▸ EXERCISE
Your task is to copy the listing exactly, with the pictures left out.

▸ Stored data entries
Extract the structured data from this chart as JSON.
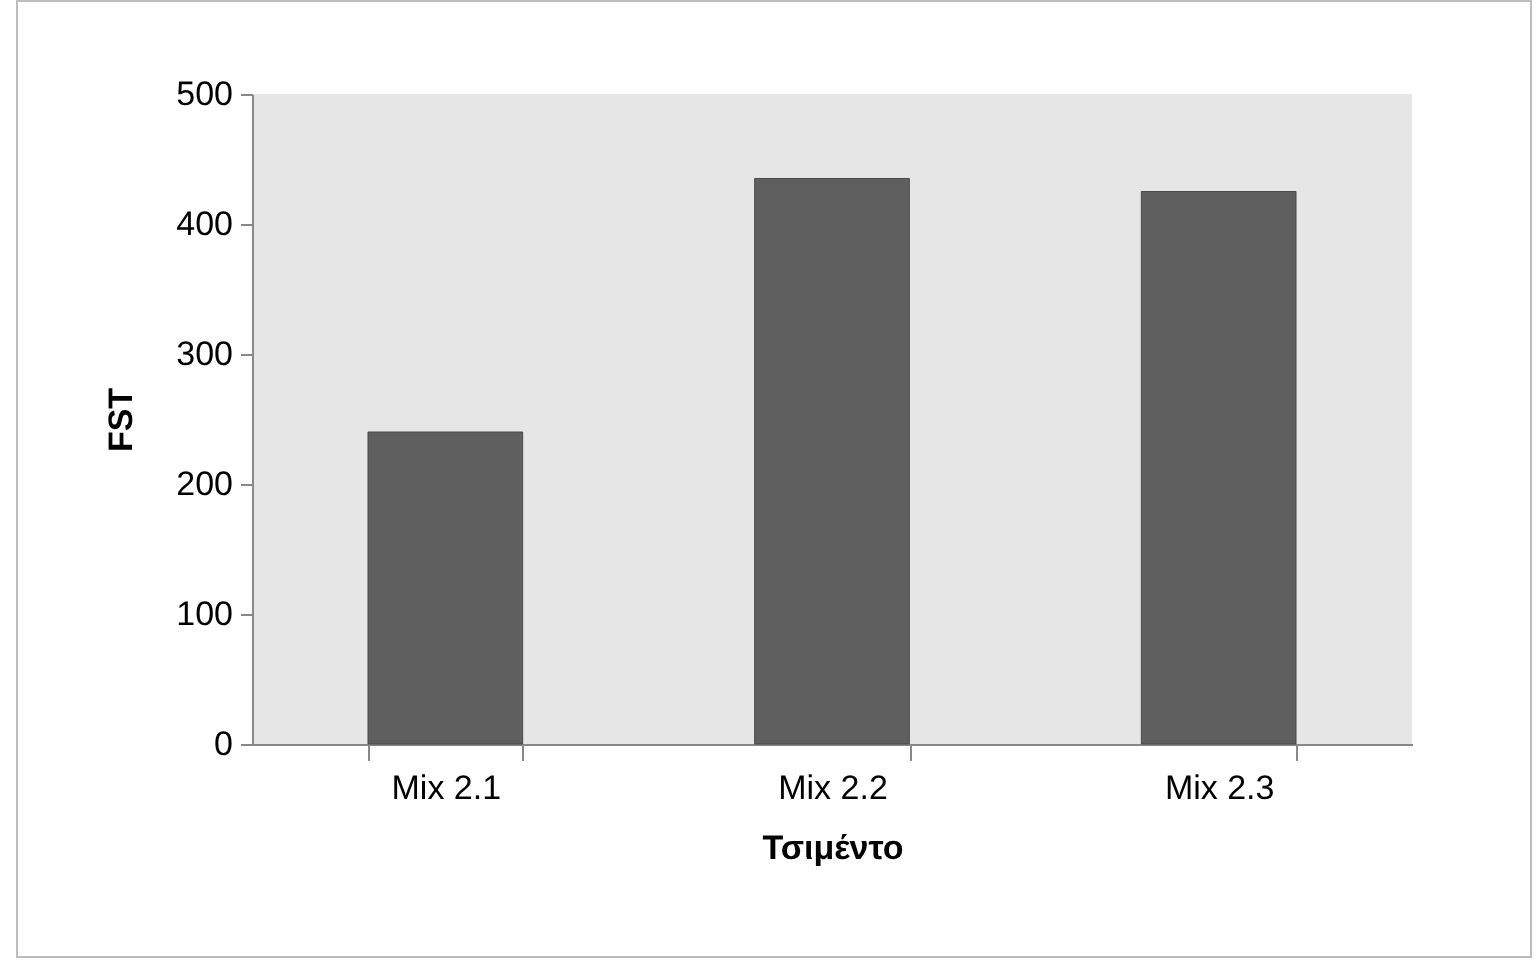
{
  "chart_data": {
    "type": "bar",
    "xlabel": "Τσιμέντο",
    "ylabel": "FST",
    "categories": [
      "Mix 2.1",
      "Mix 2.2",
      "Mix 2.3"
    ],
    "values": [
      240,
      435,
      425
    ],
    "color": "#5f5f5f",
    "ylim": [
      0,
      500
    ],
    "yticks": [
      0,
      100,
      200,
      300,
      400,
      500
    ],
    "grid": false,
    "legend": false
  }
}
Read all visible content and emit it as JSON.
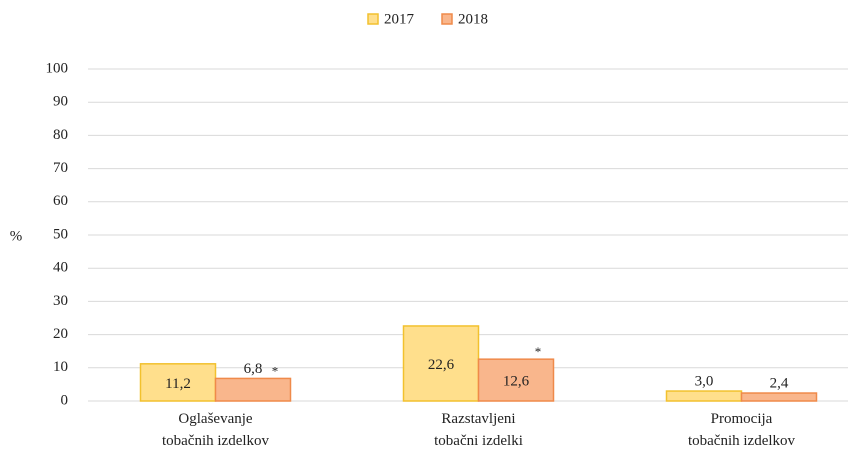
{
  "chart_data": {
    "type": "bar",
    "y_label": "%",
    "categories": [
      [
        "Oglaševanje",
        "tobačnih izdelkov"
      ],
      [
        "Razstavljeni",
        "tobačni izdelki"
      ],
      [
        "Promocija",
        "tobačnih izdelkov"
      ]
    ],
    "series": [
      {
        "name": "2017",
        "color": "#ffdf8c",
        "edge": "#f2c12e",
        "values": [
          11.2,
          22.6,
          3.0
        ],
        "value_labels": [
          "11,2",
          "22,6",
          "3,0"
        ]
      },
      {
        "name": "2018",
        "color": "#f9b68c",
        "edge": "#ef8a4a",
        "values": [
          6.8,
          12.6,
          2.4
        ],
        "value_labels": [
          "6,8",
          "12,6",
          "2,4"
        ],
        "notes": [
          "*",
          "*",
          null
        ]
      }
    ],
    "ylim": [
      0,
      100
    ],
    "yticks": [
      0,
      10,
      20,
      30,
      40,
      50,
      60,
      70,
      80,
      90,
      100
    ],
    "grid": true,
    "legend": "top"
  }
}
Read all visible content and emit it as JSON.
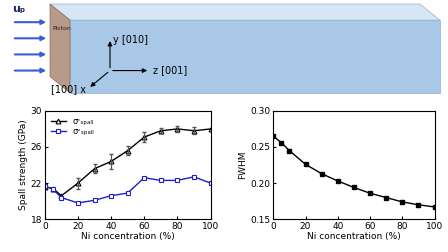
{
  "diagram": {
    "velocity": "uₚ",
    "piston": "Piston",
    "axis_x": "[100] x",
    "axis_y": "y [010]",
    "axis_z": "z [001]"
  },
  "chart_data": [
    {
      "type": "line",
      "xlabel": "Ni concentration (%)",
      "ylabel": "Spall strength (GPa)",
      "xlim": [
        0,
        100
      ],
      "xticks": [
        0,
        20,
        40,
        60,
        80,
        100
      ],
      "ylim": [
        18,
        30
      ],
      "yticks": [
        18,
        22,
        26,
        30
      ],
      "legend": "upper left",
      "x": [
        0,
        5,
        10,
        20,
        30,
        40,
        50,
        60,
        70,
        80,
        90,
        100
      ],
      "series": [
        {
          "name": "σᶜₛₚₐₗₗ",
          "color": "#000000",
          "marker": "triangle",
          "values": [
            21.6,
            21.4,
            20.6,
            22.0,
            23.6,
            24.4,
            25.6,
            27.1,
            27.8,
            28.0,
            27.8,
            28.0
          ],
          "errors": [
            null,
            null,
            null,
            0.6,
            0.5,
            0.8,
            0.5,
            0.6,
            0.3,
            0.3,
            0.4,
            null
          ]
        },
        {
          "name": "σᵛₛₚₐₗₗ",
          "color": "#1f1fc8",
          "marker": "square",
          "values": [
            21.7,
            21.3,
            20.4,
            19.8,
            20.1,
            20.6,
            20.9,
            22.6,
            22.3,
            22.3,
            22.7,
            22.0
          ]
        }
      ]
    },
    {
      "type": "line",
      "xlabel": "Ni concentration (%)",
      "ylabel": "FWHM",
      "xlim": [
        0,
        100
      ],
      "xticks": [
        0,
        20,
        40,
        60,
        80,
        100
      ],
      "ylim": [
        0.15,
        0.3
      ],
      "yticks": [
        0.15,
        {
          "value": 0.2,
          "label": "0.20"
        },
        0.25,
        {
          "value": 0.3,
          "label": "0.30"
        }
      ],
      "x": [
        0,
        5,
        10,
        20,
        30,
        40,
        50,
        60,
        70,
        80,
        90,
        100
      ],
      "series": [
        {
          "color": "#000000",
          "marker": "square",
          "values": [
            0.265,
            0.256,
            0.245,
            0.226,
            0.213,
            0.203,
            0.194,
            0.186,
            0.18,
            0.174,
            0.17,
            0.167
          ]
        }
      ]
    }
  ]
}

▸ EXERCISE SOLUTION
Extract the structured data from this chart as JSON.
{
  "chart_data": {
    "type": "bar",
    "xlabel": "Τσιμέντο",
    "ylabel": "FST",
    "categories": [
      "Mix 2.1",
      "Mix 2.2",
      "Mix 2.3"
    ],
    "values": [
      240,
      435,
      425
    ],
    "color": "#5f5f5f",
    "ylim": [
      0,
      500
    ],
    "yticks": [
      0,
      100,
      200,
      300,
      400,
      500
    ],
    "grid": false,
    "legend": false
  }
}
Read all visible content and emit it as JSON.
{
  "chart_data": {
    "type": "bar",
    "y_label": "%",
    "categories": [
      [
        "Oglaševanje",
        "tobačnih izdelkov"
      ],
      [
        "Razstavljeni",
        "tobačni izdelki"
      ],
      [
        "Promocija",
        "tobačnih izdelkov"
      ]
    ],
    "series": [
      {
        "name": "2017",
        "color": "#ffdf8c",
        "edge": "#f2c12e",
        "values": [
          11.2,
          22.6,
          3.0
        ],
        "value_labels": [
          "11,2",
          "22,6",
          "3,0"
        ]
      },
      {
        "name": "2018",
        "color": "#f9b68c",
        "edge": "#ef8a4a",
        "values": [
          6.8,
          12.6,
          2.4
        ],
        "value_labels": [
          "6,8",
          "12,6",
          "2,4"
        ],
        "notes": [
          "*",
          "*",
          null
        ]
      }
    ],
    "ylim": [
      0,
      100
    ],
    "yticks": [
      0,
      10,
      20,
      30,
      40,
      50,
      60,
      70,
      80,
      90,
      100
    ],
    "grid": true,
    "legend": "top"
  }
}
Read all visible content and emit it as JSON.
{
  "diagram": {
    "velocity": "uₚ",
    "piston": "Piston",
    "axis_x": "[100] x",
    "axis_y": "y [010]",
    "axis_z": "z [001]"
  },
  "chart_data": [
    {
      "type": "line",
      "xlabel": "Ni concentration (%)",
      "ylabel": "Spall strength (GPa)",
      "xlim": [
        0,
        100
      ],
      "xticks": [
        0,
        20,
        40,
        60,
        80,
        100
      ],
      "ylim": [
        18,
        30
      ],
      "yticks": [
        18,
        22,
        26,
        30
      ],
      "legend": "upper left",
      "x": [
        0,
        5,
        10,
        20,
        30,
        40,
        50,
        60,
        70,
        80,
        90,
        100
      ],
      "series": [
        {
          "name": "σᶜₛₚₐₗₗ",
          "color": "#000000",
          "marker": "triangle",
          "values": [
            21.6,
            21.4,
            20.6,
            22.0,
            23.6,
            24.4,
            25.6,
            27.1,
            27.8,
            28.0,
            27.8,
            28.0
          ],
          "errors": [
            null,
            null,
            null,
            0.6,
            0.5,
            0.8,
            0.5,
            0.6,
            0.3,
            0.3,
            0.4,
            null
          ]
        },
        {
          "name": "σᵛₛₚₐₗₗ",
          "color": "#1f1fc8",
          "marker": "square",
          "values": [
            21.7,
            21.3,
            20.4,
            19.8,
            20.1,
            20.6,
            20.9,
            22.6,
            22.3,
            22.3,
            22.7,
            22.0
          ]
        }
      ]
    },
    {
      "type": "line",
      "xlabel": "Ni concentration (%)",
      "ylabel": "FWHM",
      "xlim": [
        0,
        100
      ],
      "xticks": [
        0,
        20,
        40,
        60,
        80,
        100
      ],
      "ylim": [
        0.15,
        0.3
      ],
      "yticks": [
        0.15,
        {
          "value": 0.2,
          "label": "0.20"
        },
        0.25,
        {
          "value": 0.3,
          "label": "0.30"
        }
      ],
      "x": [
        0,
        5,
        10,
        20,
        30,
        40,
        50,
        60,
        70,
        80,
        90,
        100
      ],
      "series": [
        {
          "color": "#000000",
          "marker": "square",
          "values": [
            0.265,
            0.256,
            0.245,
            0.226,
            0.213,
            0.203,
            0.194,
            0.186,
            0.18,
            0.174,
            0.17,
            0.167
          ]
        }
      ]
    }
  ]
}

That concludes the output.